• **GOAL**: Take down each entry exactly as written.
╭──
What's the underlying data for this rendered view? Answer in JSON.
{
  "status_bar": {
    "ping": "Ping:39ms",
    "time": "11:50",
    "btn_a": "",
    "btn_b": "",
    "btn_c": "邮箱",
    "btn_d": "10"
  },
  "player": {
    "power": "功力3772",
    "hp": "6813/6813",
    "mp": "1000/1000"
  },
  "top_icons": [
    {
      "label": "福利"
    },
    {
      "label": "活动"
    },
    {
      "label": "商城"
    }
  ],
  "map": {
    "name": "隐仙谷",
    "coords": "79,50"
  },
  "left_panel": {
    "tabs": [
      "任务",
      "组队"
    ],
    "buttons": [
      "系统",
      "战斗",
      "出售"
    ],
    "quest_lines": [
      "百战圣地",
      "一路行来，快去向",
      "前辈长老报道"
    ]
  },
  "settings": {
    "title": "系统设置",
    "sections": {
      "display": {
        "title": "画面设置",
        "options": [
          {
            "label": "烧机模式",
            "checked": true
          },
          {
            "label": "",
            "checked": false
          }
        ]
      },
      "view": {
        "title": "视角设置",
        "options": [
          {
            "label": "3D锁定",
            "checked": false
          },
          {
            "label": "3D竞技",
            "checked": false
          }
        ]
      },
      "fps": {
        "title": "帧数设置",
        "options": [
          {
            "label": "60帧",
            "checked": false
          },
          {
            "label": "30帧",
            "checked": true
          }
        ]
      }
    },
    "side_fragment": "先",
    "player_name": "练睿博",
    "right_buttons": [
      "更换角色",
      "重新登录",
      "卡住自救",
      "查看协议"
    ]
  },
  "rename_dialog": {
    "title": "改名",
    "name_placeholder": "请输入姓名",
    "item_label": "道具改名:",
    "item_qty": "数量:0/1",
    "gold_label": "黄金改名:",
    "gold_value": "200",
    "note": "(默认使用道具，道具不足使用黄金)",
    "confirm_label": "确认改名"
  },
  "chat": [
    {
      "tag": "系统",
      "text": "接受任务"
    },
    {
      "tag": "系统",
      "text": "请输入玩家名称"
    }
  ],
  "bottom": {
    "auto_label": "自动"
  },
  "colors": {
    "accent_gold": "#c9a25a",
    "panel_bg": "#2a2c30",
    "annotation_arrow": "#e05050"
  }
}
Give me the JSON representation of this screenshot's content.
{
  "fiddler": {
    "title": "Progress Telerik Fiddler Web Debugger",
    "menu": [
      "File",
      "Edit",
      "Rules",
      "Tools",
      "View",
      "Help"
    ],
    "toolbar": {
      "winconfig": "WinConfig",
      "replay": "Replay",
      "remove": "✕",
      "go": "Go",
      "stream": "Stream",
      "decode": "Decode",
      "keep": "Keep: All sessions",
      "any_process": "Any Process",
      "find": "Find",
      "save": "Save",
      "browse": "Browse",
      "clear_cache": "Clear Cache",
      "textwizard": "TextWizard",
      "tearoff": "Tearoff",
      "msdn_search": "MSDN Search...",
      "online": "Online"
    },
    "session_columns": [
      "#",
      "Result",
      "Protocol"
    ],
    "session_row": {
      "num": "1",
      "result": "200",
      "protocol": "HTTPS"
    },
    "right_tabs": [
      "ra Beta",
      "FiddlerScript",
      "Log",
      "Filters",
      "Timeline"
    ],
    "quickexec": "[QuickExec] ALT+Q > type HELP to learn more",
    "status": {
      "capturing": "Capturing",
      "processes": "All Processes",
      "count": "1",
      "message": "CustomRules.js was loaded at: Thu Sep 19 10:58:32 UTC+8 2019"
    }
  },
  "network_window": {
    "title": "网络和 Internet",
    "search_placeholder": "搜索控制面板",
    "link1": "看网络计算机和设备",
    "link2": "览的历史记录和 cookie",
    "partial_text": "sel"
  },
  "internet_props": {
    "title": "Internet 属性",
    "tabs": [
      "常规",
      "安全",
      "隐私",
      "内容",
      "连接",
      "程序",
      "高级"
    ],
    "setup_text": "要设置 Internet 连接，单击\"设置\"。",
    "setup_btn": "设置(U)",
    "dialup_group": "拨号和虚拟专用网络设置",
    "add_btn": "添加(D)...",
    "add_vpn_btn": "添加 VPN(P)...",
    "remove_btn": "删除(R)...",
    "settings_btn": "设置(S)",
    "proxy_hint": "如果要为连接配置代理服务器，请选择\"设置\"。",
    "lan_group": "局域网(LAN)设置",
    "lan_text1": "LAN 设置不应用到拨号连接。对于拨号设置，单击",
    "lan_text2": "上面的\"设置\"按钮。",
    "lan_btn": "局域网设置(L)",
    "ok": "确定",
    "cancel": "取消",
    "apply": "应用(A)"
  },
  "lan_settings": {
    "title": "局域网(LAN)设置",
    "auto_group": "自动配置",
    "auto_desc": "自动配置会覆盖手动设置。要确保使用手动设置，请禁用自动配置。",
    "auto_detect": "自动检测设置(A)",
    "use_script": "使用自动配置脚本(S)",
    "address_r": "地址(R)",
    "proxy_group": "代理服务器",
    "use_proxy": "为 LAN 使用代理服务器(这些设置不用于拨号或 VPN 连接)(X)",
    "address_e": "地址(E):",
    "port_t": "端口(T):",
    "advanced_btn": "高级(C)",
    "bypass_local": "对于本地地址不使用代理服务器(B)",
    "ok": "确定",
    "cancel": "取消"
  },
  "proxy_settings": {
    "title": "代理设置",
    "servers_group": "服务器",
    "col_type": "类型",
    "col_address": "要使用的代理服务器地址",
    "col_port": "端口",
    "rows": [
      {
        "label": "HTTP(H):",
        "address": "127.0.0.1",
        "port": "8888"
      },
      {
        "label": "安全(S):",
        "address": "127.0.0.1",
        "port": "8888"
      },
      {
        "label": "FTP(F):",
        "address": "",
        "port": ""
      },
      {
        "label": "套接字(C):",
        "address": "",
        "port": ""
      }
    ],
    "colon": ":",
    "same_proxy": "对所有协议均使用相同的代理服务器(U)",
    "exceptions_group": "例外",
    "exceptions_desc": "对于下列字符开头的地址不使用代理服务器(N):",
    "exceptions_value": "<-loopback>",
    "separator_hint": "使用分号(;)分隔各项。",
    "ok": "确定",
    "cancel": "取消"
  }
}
╰──
• **RESULT**:
What's the underlying data for this rendered view? Answer in JSON.
{
  "status_bar": {
    "ping": "Ping:39ms",
    "time": "11:50",
    "btn_a": "",
    "btn_b": "",
    "btn_c": "邮箱",
    "btn_d": "10"
  },
  "player": {
    "power": "功力3772",
    "hp": "6813/6813",
    "mp": "1000/1000"
  },
  "top_icons": [
    {
      "label": "福利"
    },
    {
      "label": "活动"
    },
    {
      "label": "商城"
    }
  ],
  "map": {
    "name": "隐仙谷",
    "coords": "79,50"
  },
  "left_panel": {
    "tabs": [
      "任务",
      "组队"
    ],
    "buttons": [
      "系统",
      "战斗",
      "出售"
    ],
    "quest_lines": [
      "百战圣地",
      "一路行来，快去向",
      "前辈长老报道"
    ]
  },
  "settings": {
    "title": "系统设置",
    "sections": {
      "display": {
        "title": "画面设置",
        "options": [
          {
            "label": "烧机模式",
            "checked": true
          },
          {
            "label": "",
            "checked": false
          }
        ]
      },
      "view": {
        "title": "视角设置",
        "options": [
          {
            "label": "3D锁定",
            "checked": false
          },
          {
            "label": "3D竞技",
            "checked": false
          }
        ]
      },
      "fps": {
        "title": "帧数设置",
        "options": [
          {
            "label": "60帧",
            "checked": false
          },
          {
            "label": "30帧",
            "checked": true
          }
        ]
      }
    },
    "side_fragment": "先",
    "player_name": "练睿博",
    "right_buttons": [
      "更换角色",
      "重新登录",
      "卡住自救",
      "查看协议"
    ]
  },
  "rename_dialog": {
    "title": "改名",
    "name_placeholder": "请输入姓名",
    "item_label": "道具改名:",
    "item_qty": "数量:0/1",
    "gold_label": "黄金改名:",
    "gold_value": "200",
    "note": "(默认使用道具，道具不足使用黄金)",
    "confirm_label": "确认改名"
  },
  "chat": [
    {
      "tag": "系统",
      "text": "接受任务"
    },
    {
      "tag": "系统",
      "text": "请输入玩家名称"
    }
  ],
  "bottom": {
    "auto_label": "自动"
  },
  "colors": {
    "accent_gold": "#c9a25a",
    "panel_bg": "#2a2c30",
    "annotation_arrow": "#e05050"
  }
}
Give me the JSON representation of this screenshot's content.
{
  "fiddler": {
    "title": "Progress Telerik Fiddler Web Debugger",
    "menu": [
      "File",
      "Edit",
      "Rules",
      "Tools",
      "View",
      "Help"
    ],
    "toolbar": {
      "winconfig": "WinConfig",
      "replay": "Replay",
      "remove": "✕",
      "go": "Go",
      "stream": "Stream",
      "decode": "Decode",
      "keep": "Keep: All sessions",
      "any_process": "Any Process",
      "find": "Find",
      "save": "Save",
      "browse": "Browse",
      "clear_cache": "Clear Cache",
      "textwizard": "TextWizard",
      "tearoff": "Tearoff",
      "msdn_search": "MSDN Search...",
      "online": "Online"
    },
    "session_columns": [
      "#",
      "Result",
      "Protocol"
    ],
    "session_row": {
      "num": "1",
      "result": "200",
      "protocol": "HTTPS"
    },
    "right_tabs": [
      "ra Beta",
      "FiddlerScript",
      "Log",
      "Filters",
      "Timeline"
    ],
    "quickexec": "[QuickExec] ALT+Q > type HELP to learn more",
    "status": {
      "capturing": "Capturing",
      "processes": "All Processes",
      "count": "1",
      "message": "CustomRules.js was loaded at: Thu Sep 19 10:58:32 UTC+8 2019"
    }
  },
  "network_window": {
    "title": "网络和 Internet",
    "search_placeholder": "搜索控制面板",
    "link1": "看网络计算机和设备",
    "link2": "览的历史记录和 cookie",
    "partial_text": "sel"
  },
  "internet_props": {
    "title": "Internet 属性",
    "tabs": [
      "常规",
      "安全",
      "隐私",
      "内容",
      "连接",
      "程序",
      "高级"
    ],
    "setup_text": "要设置 Internet 连接，单击\"设置\"。",
    "setup_btn": "设置(U)",
    "dialup_group": "拨号和虚拟专用网络设置",
    "add_btn": "添加(D)...",
    "add_vpn_btn": "添加 VPN(P)...",
    "remove_btn": "删除(R)...",
    "settings_btn": "设置(S)",
    "proxy_hint": "如果要为连接配置代理服务器，请选择\"设置\"。",
    "lan_group": "局域网(LAN)设置",
    "lan_text1": "LAN 设置不应用到拨号连接。对于拨号设置，单击",
    "lan_text2": "上面的\"设置\"按钮。",
    "lan_btn": "局域网设置(L)",
    "ok": "确定",
    "cancel": "取消",
    "apply": "应用(A)"
  },
  "lan_settings": {
    "title": "局域网(LAN)设置",
    "auto_group": "自动配置",
    "auto_desc": "自动配置会覆盖手动设置。要确保使用手动设置，请禁用自动配置。",
    "auto_detect": "自动检测设置(A)",
    "use_script": "使用自动配置脚本(S)",
    "address_r": "地址(R)",
    "proxy_group": "代理服务器",
    "use_proxy": "为 LAN 使用代理服务器(这些设置不用于拨号或 VPN 连接)(X)",
    "address_e": "地址(E):",
    "port_t": "端口(T):",
    "advanced_btn": "高级(C)",
    "bypass_local": "对于本地地址不使用代理服务器(B)",
    "ok": "确定",
    "cancel": "取消"
  },
  "proxy_settings": {
    "title": "代理设置",
    "servers_group": "服务器",
    "col_type": "类型",
    "col_address": "要使用的代理服务器地址",
    "col_port": "端口",
    "rows": [
      {
        "label": "HTTP(H):",
        "address": "127.0.0.1",
        "port": "8888"
      },
      {
        "label": "安全(S):",
        "address": "127.0.0.1",
        "port": "8888"
      },
      {
        "label": "FTP(F):",
        "address": "",
        "port": ""
      },
      {
        "label": "套接字(C):",
        "address": "",
        "port": ""
      }
    ],
    "colon": ":",
    "same_proxy": "对所有协议均使用相同的代理服务器(U)",
    "exceptions_group": "例外",
    "exceptions_desc": "对于下列字符开头的地址不使用代理服务器(N):",
    "exceptions_value": "<-loopback>",
    "separator_hint": "使用分号(;)分隔各项。",
    "ok": "确定",
    "cancel": "取消"
  }
}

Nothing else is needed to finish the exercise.